▶ _Problem to work on_
Go over the listing below line by line and tally those containing "from". Give only the tally.

▶ _Data records_
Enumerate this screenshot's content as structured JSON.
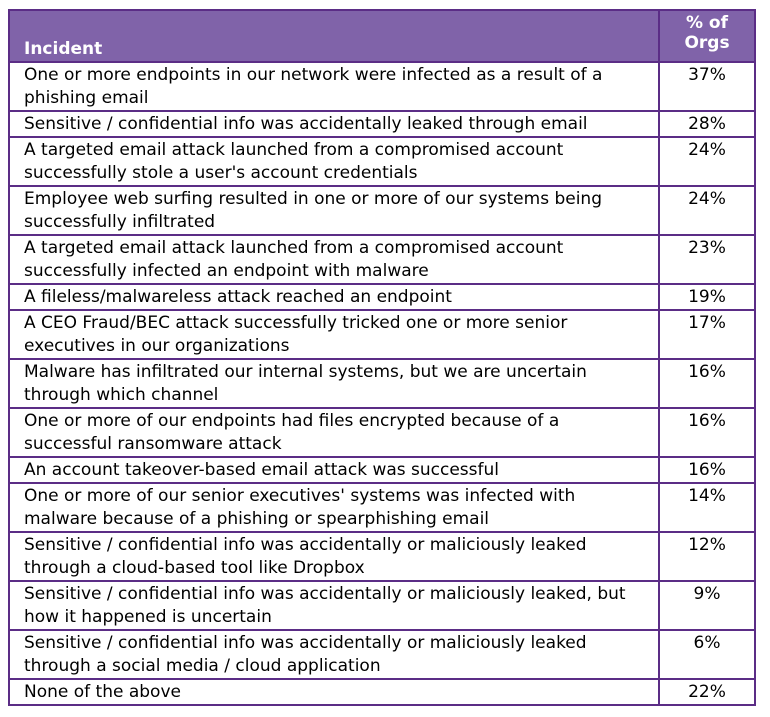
{
  "table": {
    "headers": {
      "incident": "Incident",
      "pct_line1": "% of",
      "pct_line2": "Orgs"
    },
    "rows": [
      {
        "incident": "One or more endpoints in our network were infected as a result of a phishing email",
        "pct": "37%"
      },
      {
        "incident": "Sensitive / confidential info was accidentally leaked through email",
        "pct": "28%"
      },
      {
        "incident": "A targeted email attack launched from a compromised account successfully stole a user's account credentials",
        "pct": "24%"
      },
      {
        "incident": "Employee web surfing resulted in one or more of our systems being successfully infiltrated",
        "pct": "24%"
      },
      {
        "incident": "A targeted email attack launched from a compromised account successfully infected an endpoint with malware",
        "pct": "23%"
      },
      {
        "incident": "A fileless/malwareless attack reached an endpoint",
        "pct": "19%"
      },
      {
        "incident": "A CEO Fraud/BEC attack successfully tricked one or more senior executives in our organizations",
        "pct": "17%"
      },
      {
        "incident": "Malware has infiltrated our internal systems, but we are uncertain through which channel",
        "pct": "16%"
      },
      {
        "incident": "One or more of our endpoints had files encrypted because of a successful ransomware attack",
        "pct": "16%"
      },
      {
        "incident": "An account takeover-based email attack was successful",
        "pct": "16%"
      },
      {
        "incident": "One or more of our senior executives' systems was infected with malware because of a phishing or spearphishing email",
        "pct": "14%"
      },
      {
        "incident": "Sensitive / confidential info was accidentally or maliciously leaked through a cloud-based tool like Dropbox",
        "pct": "12%"
      },
      {
        "incident": "Sensitive / confidential info was accidentally or maliciously leaked, but how it happened is uncertain",
        "pct": "9%"
      },
      {
        "incident": "Sensitive / confidential info was accidentally or maliciously leaked through a social media / cloud application",
        "pct": "6%"
      },
      {
        "incident": "None of the above",
        "pct": "22%"
      }
    ]
  }
}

▶ _Result below_
2